__WHAT IS EXPECTED__
Exclude the pictures, then repeat the remaining data exactly.

####

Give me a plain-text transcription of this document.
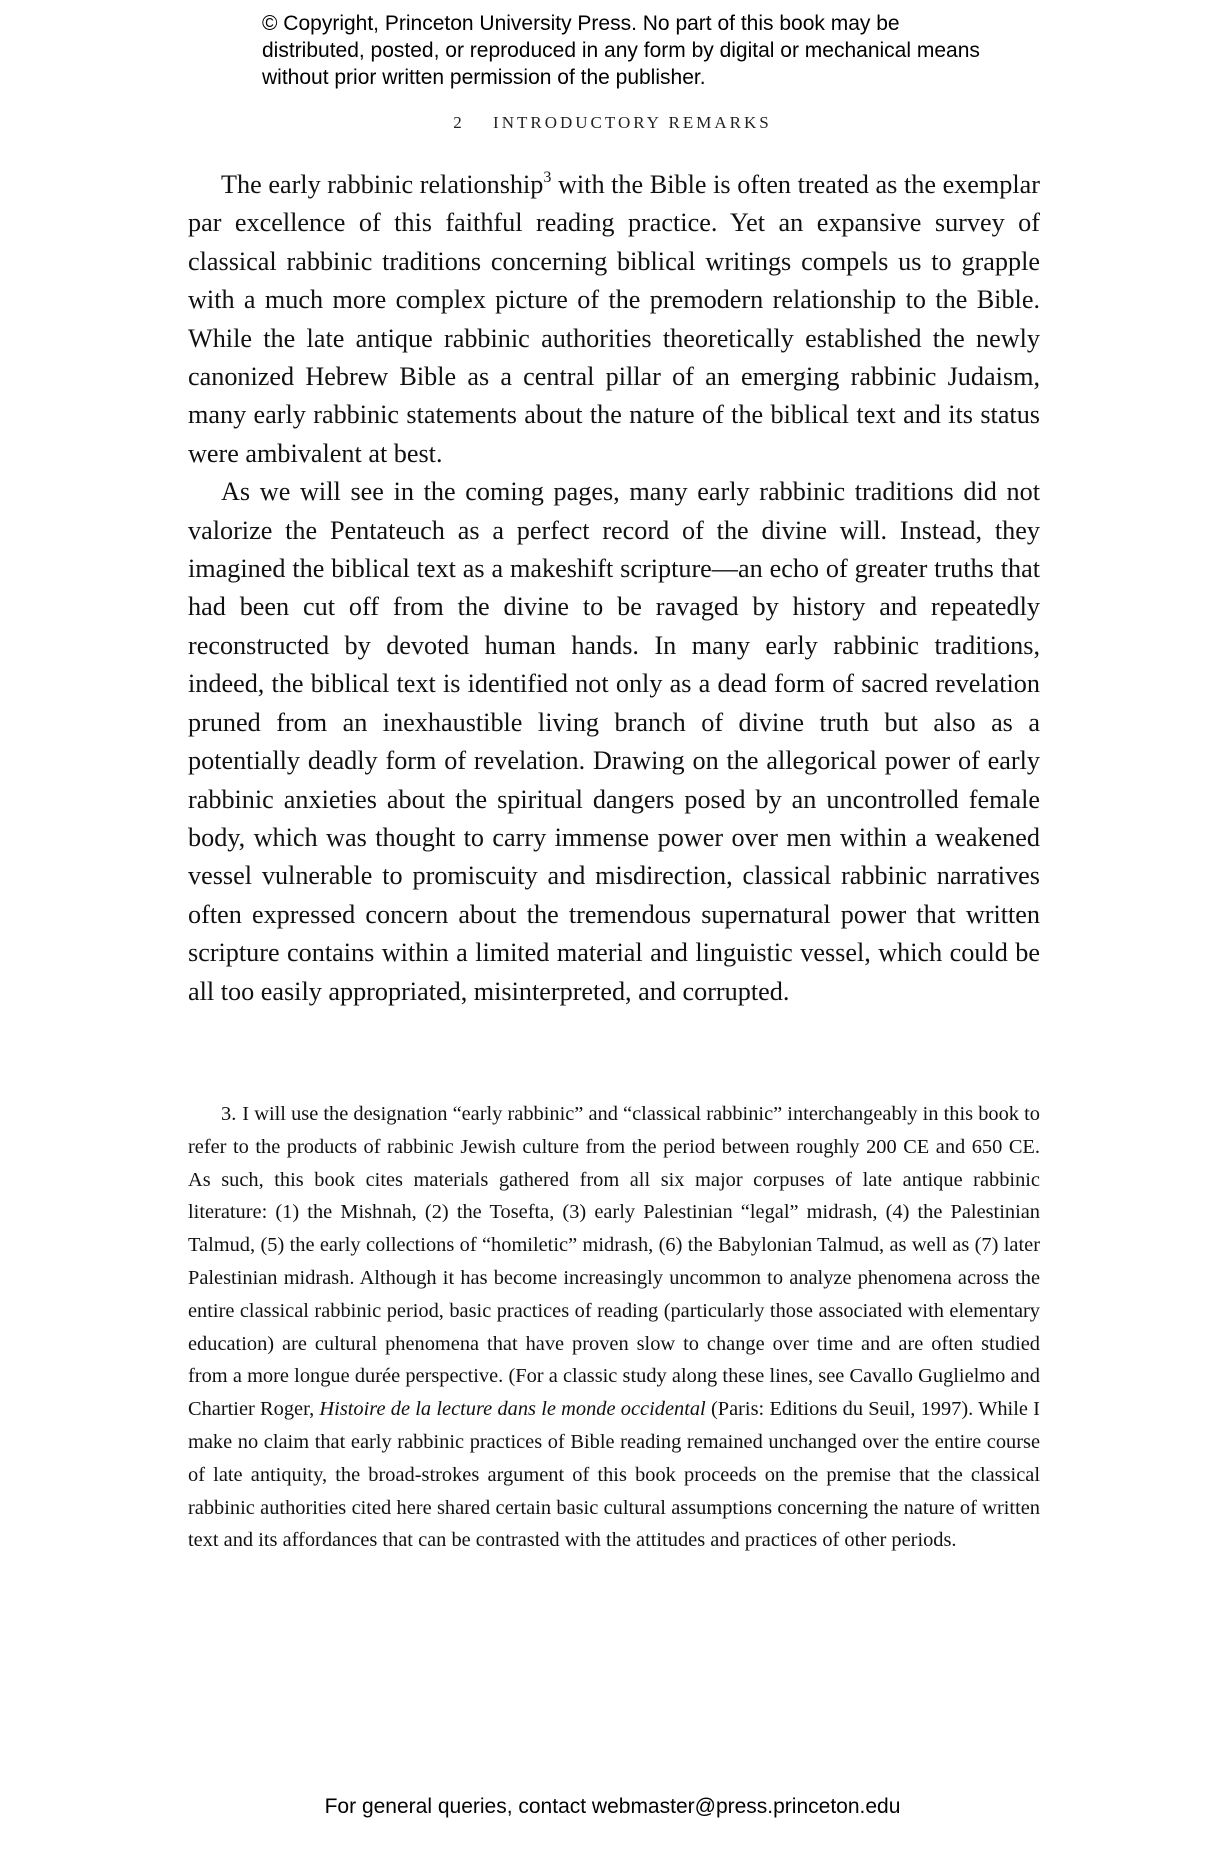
© Copyright, Princeton University Press. No part of this book may be distributed, posted, or reproduced in any form by digital or mechanical means without prior written permission of the publisher.
2 INTRODUCTORY REMARKS

The early rabbinic relationship$^3$ with the Bible is often treated as the exemplar par excellence of this faithful reading practice. Yet an expansive survey of classical rabbinic traditions concerning biblical writings compels us to grapple with a much more complex picture of the premodern relationship to the Bible. While the late antique rabbinic authorities theoretically established the newly canonized Hebrew Bible as a central pillar of an emerging rabbinic Judaism, many early rabbinic statements about the nature of the biblical text and its status were ambivalent at best.

As we will see in the coming pages, many early rabbinic traditions did not valorize the Pentateuch as a perfect record of the divine will. Instead, they imagined the biblical text as a makeshift scripture—an echo of greater truths that had been cut off from the divine to be ravaged by history and repeatedly reconstructed by devoted human hands. In many early rabbinic traditions, indeed, the biblical text is identified not only as a dead form of sacred revelation pruned from an inexhaustible living branch of divine truth but also as a potentially deadly form of revelation. Drawing on the allegorical power of early rabbinic anxieties about the spiritual dangers posed by an uncontrolled female body, which was thought to carry immense power over men within a weakened vessel vulnerable to promiscuity and misdirection, classical rabbinic narratives often expressed concern about the tremendous supernatural power that written scripture contains within a limited material and linguistic vessel, which could be all too easily appropriated, misinterpreted, and corrupted.

3. I will use the designation “early rabbinic” and “classical rabbinic” interchangeably in this book to refer to the products of rabbinic Jewish culture from the period between roughly 200 CE and 650 CE. As such, this book cites materials gathered from all six major corpuses of late antique rabbinic literature: (1) the Mishnah, (2) the Tosefta, (3) early Palestinian “legal” midrash, (4) the Palestinian Talmud, (5) the early collections of “homiletic” midrash, (6) the Babylonian Talmud, as well as (7) later Palestinian midrash. Although it has become increasingly uncommon to analyze phenomena across the entire classical rabbinic period, basic practices of reading (particularly those associated with elementary education) are cultural phenomena that have proven slow to change over time and are often studied from a more longue durée perspective. (For a classic study along these lines, see Cavallo Guglielmo and Chartier Roger, Histoire de la lecture dans le monde occidental (Paris: Editions du Seuil, 1997). While I make no claim that early rabbinic practices of Bible reading remained unchanged over the entire course of late antiquity, the broad-strokes argument of this book proceeds on the premise that the classical rabbinic authorities cited here shared certain basic cultural assumptions concerning the nature of written text and its affordances that can be contrasted with the attitudes and practices of other periods.

For general queries, contact webmaster@press.princeton.edu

####

__TASK OUTPUT__
Give me a plain-text transcription of this document.
© Copyright, Princeton University Press. No part of this book may be distributed, posted, or reproduced in any form by digital or mechanical means without prior written permission of the publisher.
2 INTRODUCTORY REMARKS

The early rabbinic relationship$^3$ with the Bible is often treated as the exemplar par excellence of this faithful reading practice. Yet an expansive survey of classical rabbinic traditions concerning biblical writings compels us to grapple with a much more complex picture of the premodern relationship to the Bible. While the late antique rabbinic authorities theoretically established the newly canonized Hebrew Bible as a central pillar of an emerging rabbinic Judaism, many early rabbinic statements about the nature of the biblical text and its status were ambivalent at best.

As we will see in the coming pages, many early rabbinic traditions did not valorize the Pentateuch as a perfect record of the divine will. Instead, they imagined the biblical text as a makeshift scripture—an echo of greater truths that had been cut off from the divine to be ravaged by history and repeatedly reconstructed by devoted human hands. In many early rabbinic traditions, indeed, the biblical text is identified not only as a dead form of sacred revelation pruned from an inexhaustible living branch of divine truth but also as a potentially deadly form of revelation. Drawing on the allegorical power of early rabbinic anxieties about the spiritual dangers posed by an uncontrolled female body, which was thought to carry immense power over men within a weakened vessel vulnerable to promiscuity and misdirection, classical rabbinic narratives often expressed concern about the tremendous supernatural power that written scripture contains within a limited material and linguistic vessel, which could be all too easily appropriated, misinterpreted, and corrupted.

3. I will use the designation “early rabbinic” and “classical rabbinic” interchangeably in this book to refer to the products of rabbinic Jewish culture from the period between roughly 200 CE and 650 CE. As such, this book cites materials gathered from all six major corpuses of late antique rabbinic literature: (1) the Mishnah, (2) the Tosefta, (3) early Palestinian “legal” midrash, (4) the Palestinian Talmud, (5) the early collections of “homiletic” midrash, (6) the Babylonian Talmud, as well as (7) later Palestinian midrash. Although it has become increasingly uncommon to analyze phenomena across the entire classical rabbinic period, basic practices of reading (particularly those associated with elementary education) are cultural phenomena that have proven slow to change over time and are often studied from a more longue durée perspective. (For a classic study along these lines, see Cavallo Guglielmo and Chartier Roger, Histoire de la lecture dans le monde occidental (Paris: Editions du Seuil, 1997). While I make no claim that early rabbinic practices of Bible reading remained unchanged over the entire course of late antiquity, the broad-strokes argument of this book proceeds on the premise that the classical rabbinic authorities cited here shared certain basic cultural assumptions concerning the nature of written text and its affordances that can be contrasted with the attitudes and practices of other periods.

For general queries, contact webmaster@press.princeton.edu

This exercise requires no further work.